→ Extract provided
+++++
The front-back equilibrium distance is Leq(fb)=BL/2α1, whereas the left-right equilibrium distance is Leq(lr)=BL/2β1, with BL (body length) being the diameter of individual agents. Here, we will focus on the case α1 = β1, i.e., where the attractive terms associated with the edges are equal for turning and acceleration, resulting in spatially isotropic equilibrium distance Leq=Leq(fb)=Leq(lr) in 2D (see the Supplementary Materials for details).

A systematic exploration of the collective behavior of multiple agents interacting through the minimal vision model reveals the emergence of a wide range of collective behaviors for different parameter sets and group sizes (Figs. 3 to 5). In particular, we observe robust self-organized collective movements for a large range of parameters, emerging from the interplay of visual perception and the movement response of individuals. The degree of coordination and density of the flocks can be quantified through the normalized average velocity of the group, also referred to as orientational order or polarization, and the average nearest neighbor distance (Fig. 5). We note that because of the vision-induced long-ranged attraction, fragmentation of groups is negligible for the group sizes considered.

Fig. 3 Different collective behaviors observed in the model for N = 50 individuals.

Unless stated otherwise, α11=β11=12.5BL. (A) Polarized on a line perpendicular to the movement (α0 = 0.2 and β0 = 0.01; movie S1). (B) Polarized in a circular shape (α0 = 0.5 and β0 = 0.1; movie S2). (C) Rotating. No preferred direction is chosen here, so individuals are turning in both directions at the same time (α0 = 0.1 and β0 = 0.02; movie S3). (D) Swarm behavior where individuals are moving freely in the swarm (α0 = 0.5 and β0 = 1; movie S4). (E) Crystal-like configuration (α0 = 0.1 and β0 = 10; movie S5). (F) Tube-like configuration (α11=β11=5BL, α0 = 0.5, and β0 = 1; movie S6).
+++++
→ Provided material

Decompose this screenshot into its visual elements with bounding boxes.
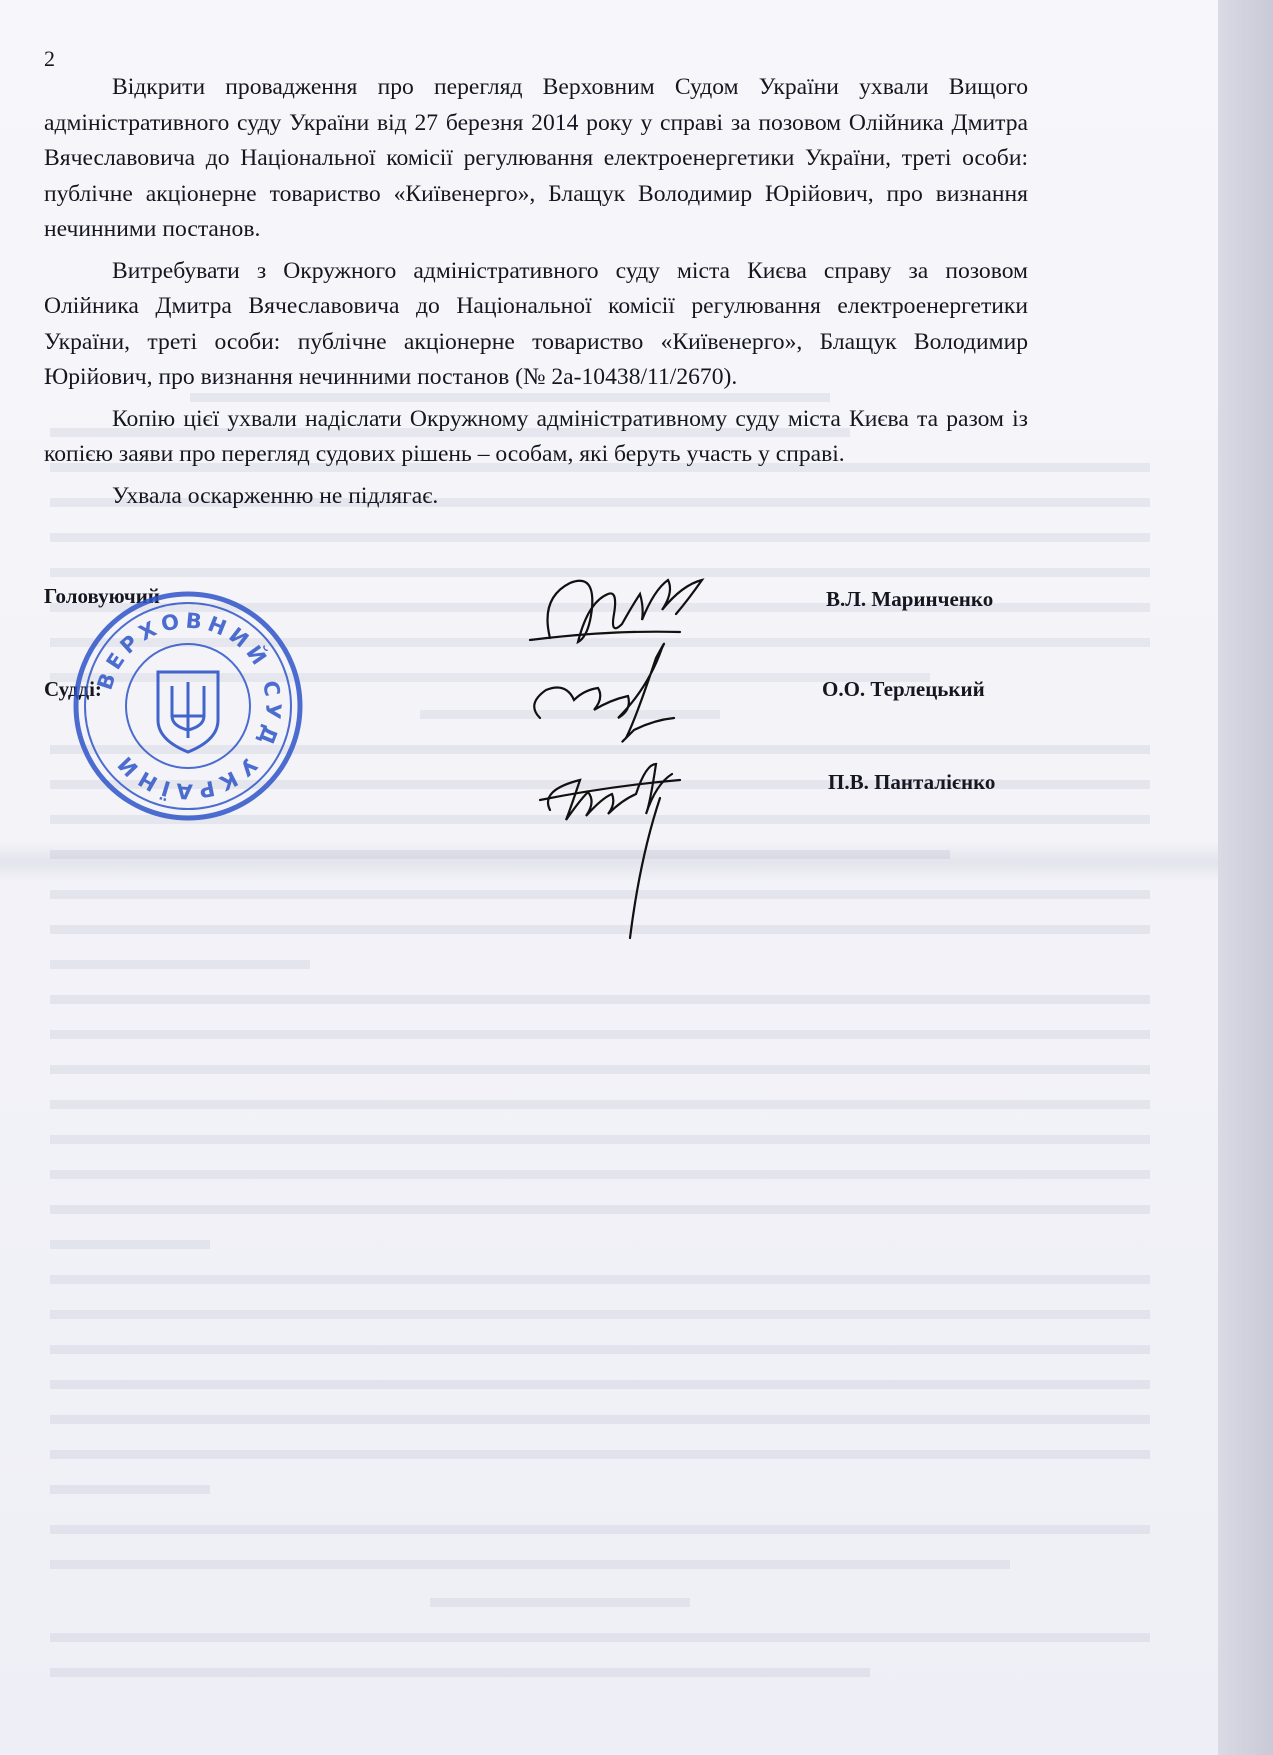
+++++
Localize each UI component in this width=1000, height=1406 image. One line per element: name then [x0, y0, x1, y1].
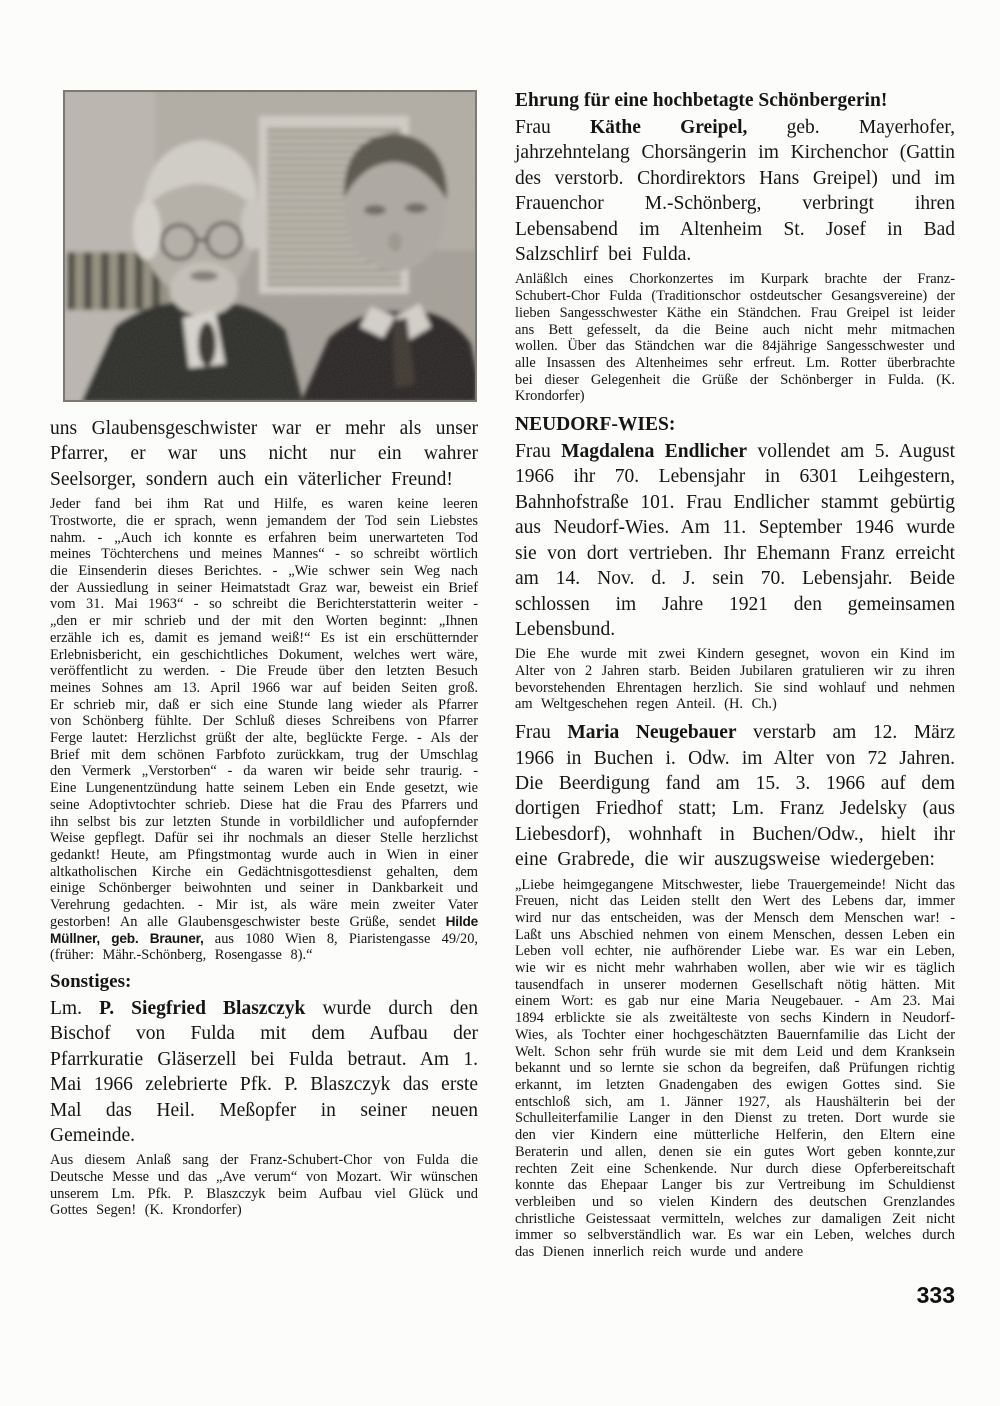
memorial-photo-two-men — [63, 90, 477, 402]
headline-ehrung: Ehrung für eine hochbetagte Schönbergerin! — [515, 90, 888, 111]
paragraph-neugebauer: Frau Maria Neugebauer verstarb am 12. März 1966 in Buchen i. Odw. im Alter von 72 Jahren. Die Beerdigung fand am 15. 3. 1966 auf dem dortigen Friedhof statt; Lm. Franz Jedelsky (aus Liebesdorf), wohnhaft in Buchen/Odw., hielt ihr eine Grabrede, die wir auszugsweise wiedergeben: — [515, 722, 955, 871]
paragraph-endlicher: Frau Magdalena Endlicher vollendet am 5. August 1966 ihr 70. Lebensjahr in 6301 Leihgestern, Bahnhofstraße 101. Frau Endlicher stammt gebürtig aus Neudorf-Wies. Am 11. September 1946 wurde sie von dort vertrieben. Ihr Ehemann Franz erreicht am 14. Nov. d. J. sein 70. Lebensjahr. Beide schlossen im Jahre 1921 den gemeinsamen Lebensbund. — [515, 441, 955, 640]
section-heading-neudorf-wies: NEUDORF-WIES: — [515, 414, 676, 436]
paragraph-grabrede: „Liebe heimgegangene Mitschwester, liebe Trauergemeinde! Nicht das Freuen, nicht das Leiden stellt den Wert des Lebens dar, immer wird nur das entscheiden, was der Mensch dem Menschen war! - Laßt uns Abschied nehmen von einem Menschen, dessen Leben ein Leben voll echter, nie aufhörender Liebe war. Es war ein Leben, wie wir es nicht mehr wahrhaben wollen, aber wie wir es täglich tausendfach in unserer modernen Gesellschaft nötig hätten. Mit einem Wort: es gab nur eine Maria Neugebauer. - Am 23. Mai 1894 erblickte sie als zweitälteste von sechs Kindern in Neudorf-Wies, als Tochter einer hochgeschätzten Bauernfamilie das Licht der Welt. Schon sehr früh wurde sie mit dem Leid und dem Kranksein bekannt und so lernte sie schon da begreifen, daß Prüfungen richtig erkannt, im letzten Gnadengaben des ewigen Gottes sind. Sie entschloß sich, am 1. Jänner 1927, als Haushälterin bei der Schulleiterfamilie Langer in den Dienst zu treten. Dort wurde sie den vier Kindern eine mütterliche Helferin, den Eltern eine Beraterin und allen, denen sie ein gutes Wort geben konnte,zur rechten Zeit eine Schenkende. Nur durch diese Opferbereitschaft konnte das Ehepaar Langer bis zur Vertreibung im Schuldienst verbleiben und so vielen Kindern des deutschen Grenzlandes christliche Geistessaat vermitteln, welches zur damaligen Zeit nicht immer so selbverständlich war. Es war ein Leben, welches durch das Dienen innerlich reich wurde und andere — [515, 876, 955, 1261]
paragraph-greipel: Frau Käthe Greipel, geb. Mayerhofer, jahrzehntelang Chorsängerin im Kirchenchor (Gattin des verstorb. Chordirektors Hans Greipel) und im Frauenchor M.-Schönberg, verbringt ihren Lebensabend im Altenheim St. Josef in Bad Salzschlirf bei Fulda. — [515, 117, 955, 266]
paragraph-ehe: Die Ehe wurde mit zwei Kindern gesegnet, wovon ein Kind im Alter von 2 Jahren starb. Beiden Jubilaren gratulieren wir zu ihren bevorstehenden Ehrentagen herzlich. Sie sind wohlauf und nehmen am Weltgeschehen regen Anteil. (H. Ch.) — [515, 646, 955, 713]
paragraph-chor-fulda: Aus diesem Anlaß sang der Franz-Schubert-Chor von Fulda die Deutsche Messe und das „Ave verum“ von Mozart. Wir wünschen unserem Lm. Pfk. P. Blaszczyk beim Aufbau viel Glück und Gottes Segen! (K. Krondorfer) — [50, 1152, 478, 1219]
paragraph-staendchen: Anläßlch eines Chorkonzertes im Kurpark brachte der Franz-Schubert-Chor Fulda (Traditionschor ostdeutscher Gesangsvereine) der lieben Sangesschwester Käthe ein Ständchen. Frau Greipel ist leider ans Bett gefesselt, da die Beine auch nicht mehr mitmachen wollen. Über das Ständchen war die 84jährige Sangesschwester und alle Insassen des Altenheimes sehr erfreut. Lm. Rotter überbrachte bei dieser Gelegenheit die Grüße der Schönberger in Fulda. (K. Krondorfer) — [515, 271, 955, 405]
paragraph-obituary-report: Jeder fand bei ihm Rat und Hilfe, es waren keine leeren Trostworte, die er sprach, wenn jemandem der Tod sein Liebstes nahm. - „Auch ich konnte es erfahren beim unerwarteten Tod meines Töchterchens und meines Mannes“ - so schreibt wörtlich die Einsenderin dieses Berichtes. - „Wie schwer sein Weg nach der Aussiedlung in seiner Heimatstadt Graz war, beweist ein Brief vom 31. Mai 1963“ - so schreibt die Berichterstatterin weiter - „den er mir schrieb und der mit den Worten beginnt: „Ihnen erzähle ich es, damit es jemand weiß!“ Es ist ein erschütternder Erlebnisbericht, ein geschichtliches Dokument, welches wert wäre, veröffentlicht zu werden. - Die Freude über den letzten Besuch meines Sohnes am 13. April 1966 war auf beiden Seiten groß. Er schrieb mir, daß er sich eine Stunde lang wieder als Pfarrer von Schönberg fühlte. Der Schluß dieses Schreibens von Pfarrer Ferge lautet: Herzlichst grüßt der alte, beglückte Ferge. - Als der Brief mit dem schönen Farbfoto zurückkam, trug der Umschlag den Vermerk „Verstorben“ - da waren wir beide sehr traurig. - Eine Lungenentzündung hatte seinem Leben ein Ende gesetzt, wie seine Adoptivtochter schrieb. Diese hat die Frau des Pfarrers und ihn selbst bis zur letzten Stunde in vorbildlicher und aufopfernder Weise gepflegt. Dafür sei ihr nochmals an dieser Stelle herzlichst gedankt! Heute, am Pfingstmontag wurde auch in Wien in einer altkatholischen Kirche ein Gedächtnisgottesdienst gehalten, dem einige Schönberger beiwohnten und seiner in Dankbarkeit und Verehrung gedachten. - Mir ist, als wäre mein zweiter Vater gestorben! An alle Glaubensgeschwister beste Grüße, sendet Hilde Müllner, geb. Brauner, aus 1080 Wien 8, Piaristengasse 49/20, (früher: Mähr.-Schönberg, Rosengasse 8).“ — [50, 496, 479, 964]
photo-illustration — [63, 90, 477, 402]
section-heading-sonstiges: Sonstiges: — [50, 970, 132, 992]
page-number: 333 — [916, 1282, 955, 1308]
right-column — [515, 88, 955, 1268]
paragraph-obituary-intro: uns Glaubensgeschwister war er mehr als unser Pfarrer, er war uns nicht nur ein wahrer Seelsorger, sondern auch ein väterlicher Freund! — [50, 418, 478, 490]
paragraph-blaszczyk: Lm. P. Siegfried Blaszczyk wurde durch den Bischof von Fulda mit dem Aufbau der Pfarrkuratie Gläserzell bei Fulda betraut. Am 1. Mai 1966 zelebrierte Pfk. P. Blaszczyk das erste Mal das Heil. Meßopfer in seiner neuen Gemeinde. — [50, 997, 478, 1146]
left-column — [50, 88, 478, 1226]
+++++
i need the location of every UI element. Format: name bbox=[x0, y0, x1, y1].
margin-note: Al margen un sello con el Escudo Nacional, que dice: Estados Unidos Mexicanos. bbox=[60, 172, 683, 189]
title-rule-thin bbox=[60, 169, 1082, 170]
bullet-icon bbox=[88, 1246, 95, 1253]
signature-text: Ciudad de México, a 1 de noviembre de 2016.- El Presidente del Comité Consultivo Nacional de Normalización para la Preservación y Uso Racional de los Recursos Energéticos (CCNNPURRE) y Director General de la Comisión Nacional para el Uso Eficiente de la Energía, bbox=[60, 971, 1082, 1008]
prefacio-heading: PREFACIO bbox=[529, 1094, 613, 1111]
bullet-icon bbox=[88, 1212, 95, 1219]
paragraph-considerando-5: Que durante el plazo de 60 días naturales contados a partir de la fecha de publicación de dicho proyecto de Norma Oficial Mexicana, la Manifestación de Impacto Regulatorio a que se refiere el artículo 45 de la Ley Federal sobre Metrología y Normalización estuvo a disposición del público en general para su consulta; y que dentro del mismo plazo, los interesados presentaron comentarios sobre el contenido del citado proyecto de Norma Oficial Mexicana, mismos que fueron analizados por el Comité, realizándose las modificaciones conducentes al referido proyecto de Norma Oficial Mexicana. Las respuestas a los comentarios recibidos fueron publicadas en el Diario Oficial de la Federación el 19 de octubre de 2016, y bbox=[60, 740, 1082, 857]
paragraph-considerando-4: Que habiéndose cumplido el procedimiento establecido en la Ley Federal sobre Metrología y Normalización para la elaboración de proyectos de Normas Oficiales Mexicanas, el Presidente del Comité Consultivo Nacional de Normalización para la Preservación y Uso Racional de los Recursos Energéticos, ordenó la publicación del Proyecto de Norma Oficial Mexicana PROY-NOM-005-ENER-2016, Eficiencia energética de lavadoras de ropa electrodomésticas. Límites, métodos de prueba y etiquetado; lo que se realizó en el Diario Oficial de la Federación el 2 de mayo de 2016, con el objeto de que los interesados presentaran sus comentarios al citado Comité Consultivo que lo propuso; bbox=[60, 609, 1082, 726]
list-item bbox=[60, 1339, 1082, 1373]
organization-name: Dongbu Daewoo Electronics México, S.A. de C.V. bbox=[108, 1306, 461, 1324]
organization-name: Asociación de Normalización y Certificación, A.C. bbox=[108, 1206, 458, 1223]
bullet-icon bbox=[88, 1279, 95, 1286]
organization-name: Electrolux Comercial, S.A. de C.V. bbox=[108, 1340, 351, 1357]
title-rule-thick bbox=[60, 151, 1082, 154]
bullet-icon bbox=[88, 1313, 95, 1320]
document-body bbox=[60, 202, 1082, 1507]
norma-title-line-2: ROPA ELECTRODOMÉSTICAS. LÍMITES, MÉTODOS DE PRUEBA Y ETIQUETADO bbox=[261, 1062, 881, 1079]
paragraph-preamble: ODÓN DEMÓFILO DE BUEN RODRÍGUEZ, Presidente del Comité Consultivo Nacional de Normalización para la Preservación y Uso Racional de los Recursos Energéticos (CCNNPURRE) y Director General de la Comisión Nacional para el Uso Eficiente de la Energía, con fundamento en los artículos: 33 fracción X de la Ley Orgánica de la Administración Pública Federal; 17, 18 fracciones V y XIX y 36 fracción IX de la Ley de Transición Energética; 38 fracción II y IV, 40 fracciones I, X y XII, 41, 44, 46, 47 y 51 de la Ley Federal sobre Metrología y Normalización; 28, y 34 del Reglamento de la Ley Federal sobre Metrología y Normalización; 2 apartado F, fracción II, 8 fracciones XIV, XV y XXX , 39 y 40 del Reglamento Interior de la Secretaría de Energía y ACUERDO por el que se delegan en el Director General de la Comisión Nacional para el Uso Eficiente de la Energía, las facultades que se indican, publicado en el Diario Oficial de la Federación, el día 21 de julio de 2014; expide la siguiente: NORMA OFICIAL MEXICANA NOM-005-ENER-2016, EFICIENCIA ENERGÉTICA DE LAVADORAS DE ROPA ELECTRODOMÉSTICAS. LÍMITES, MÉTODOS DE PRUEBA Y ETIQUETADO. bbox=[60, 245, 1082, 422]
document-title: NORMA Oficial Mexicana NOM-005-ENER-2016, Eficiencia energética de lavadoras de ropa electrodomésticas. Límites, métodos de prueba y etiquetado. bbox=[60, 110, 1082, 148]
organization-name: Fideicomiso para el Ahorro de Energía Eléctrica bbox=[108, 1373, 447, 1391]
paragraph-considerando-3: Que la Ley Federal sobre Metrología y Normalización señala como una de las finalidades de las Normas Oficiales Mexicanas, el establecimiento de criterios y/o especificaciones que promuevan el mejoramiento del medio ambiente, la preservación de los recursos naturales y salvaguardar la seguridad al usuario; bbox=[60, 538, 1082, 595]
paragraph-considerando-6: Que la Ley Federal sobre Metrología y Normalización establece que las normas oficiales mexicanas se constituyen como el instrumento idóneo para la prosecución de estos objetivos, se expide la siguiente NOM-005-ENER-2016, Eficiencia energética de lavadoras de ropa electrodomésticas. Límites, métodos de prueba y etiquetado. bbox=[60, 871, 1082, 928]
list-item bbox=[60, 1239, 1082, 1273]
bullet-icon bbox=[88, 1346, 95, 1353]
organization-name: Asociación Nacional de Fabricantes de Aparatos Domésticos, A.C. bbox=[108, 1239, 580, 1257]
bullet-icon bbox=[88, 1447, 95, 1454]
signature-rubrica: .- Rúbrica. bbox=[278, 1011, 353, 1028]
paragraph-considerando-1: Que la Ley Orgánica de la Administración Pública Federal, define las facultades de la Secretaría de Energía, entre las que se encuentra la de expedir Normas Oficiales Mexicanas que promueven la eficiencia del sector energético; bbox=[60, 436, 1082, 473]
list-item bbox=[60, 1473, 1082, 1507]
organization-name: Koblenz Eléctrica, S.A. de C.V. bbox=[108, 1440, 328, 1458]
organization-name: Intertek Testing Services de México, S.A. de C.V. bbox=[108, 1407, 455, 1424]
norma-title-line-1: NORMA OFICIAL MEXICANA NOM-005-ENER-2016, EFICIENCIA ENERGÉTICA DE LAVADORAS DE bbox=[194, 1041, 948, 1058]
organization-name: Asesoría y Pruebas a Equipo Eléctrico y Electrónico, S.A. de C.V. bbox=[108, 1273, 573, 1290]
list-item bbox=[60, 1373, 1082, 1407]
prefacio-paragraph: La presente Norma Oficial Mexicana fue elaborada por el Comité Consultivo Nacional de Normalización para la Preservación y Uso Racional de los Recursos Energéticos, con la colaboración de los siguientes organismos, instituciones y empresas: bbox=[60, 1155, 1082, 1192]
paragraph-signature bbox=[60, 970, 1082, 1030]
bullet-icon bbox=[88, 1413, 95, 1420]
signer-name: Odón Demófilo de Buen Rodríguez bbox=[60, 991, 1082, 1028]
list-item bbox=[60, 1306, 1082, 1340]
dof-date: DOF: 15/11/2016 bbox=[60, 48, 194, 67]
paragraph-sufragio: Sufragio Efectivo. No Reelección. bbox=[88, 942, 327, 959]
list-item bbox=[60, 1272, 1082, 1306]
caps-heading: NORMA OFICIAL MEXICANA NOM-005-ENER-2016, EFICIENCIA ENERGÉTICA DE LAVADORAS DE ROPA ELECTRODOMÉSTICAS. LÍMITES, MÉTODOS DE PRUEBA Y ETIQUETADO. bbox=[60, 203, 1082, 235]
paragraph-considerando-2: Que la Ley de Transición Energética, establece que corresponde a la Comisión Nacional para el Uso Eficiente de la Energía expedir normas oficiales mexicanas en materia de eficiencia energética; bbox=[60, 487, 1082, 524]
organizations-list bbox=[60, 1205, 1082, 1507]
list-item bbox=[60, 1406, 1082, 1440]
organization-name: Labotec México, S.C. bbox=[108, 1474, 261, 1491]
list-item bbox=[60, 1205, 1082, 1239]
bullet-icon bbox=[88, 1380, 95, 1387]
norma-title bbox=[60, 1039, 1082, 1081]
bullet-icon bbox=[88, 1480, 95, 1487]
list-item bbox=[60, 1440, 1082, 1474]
+++++
→ What you need to do
1. Condense the paragraph of the collective-behavior excerpt that begins "A systematic exploration of the collective behavior" into a short bulleted list that keeps its main facts.
2. Reproduce the collective-behavior excerpt verbatim from "The front-back equilibrium" up to and including "Materials for details).".

→ Results for each task
1.
- Exploring many agents that interact through the minimal vision model reveals a wide range of collective behaviors across parameter sets and group sizes (Figs. 3 to 5).
- Robust self-organized collective movement appears over a large range of parameters. It arises from the interplay of visual perception and individual movement response.
- Two measures quantify coordination and density (Fig. 5):
  - the normalized average group velocity, also called orientational order or polarization
  - the average nearest neighbor distance
- Vision-induced long-ranged attraction keeps group fragmentation negligible for the group sizes considered.

2.
The front-back equilibrium distance is Leq(fb)=BL/2α1, whereas the left-right equilibrium distance is Leq(lr)=BL/2β1, with BL (body length) being the diameter of individual agents. Here, we will focus on the case α1 = β1, i.e., where the attractive terms associated with the edges are equal for turning and acceleration, resulting in spatially isotropic equilibrium distance Leq=Leq(fb)=Leq(lr) in 2D (see the Supplementary Materials for details).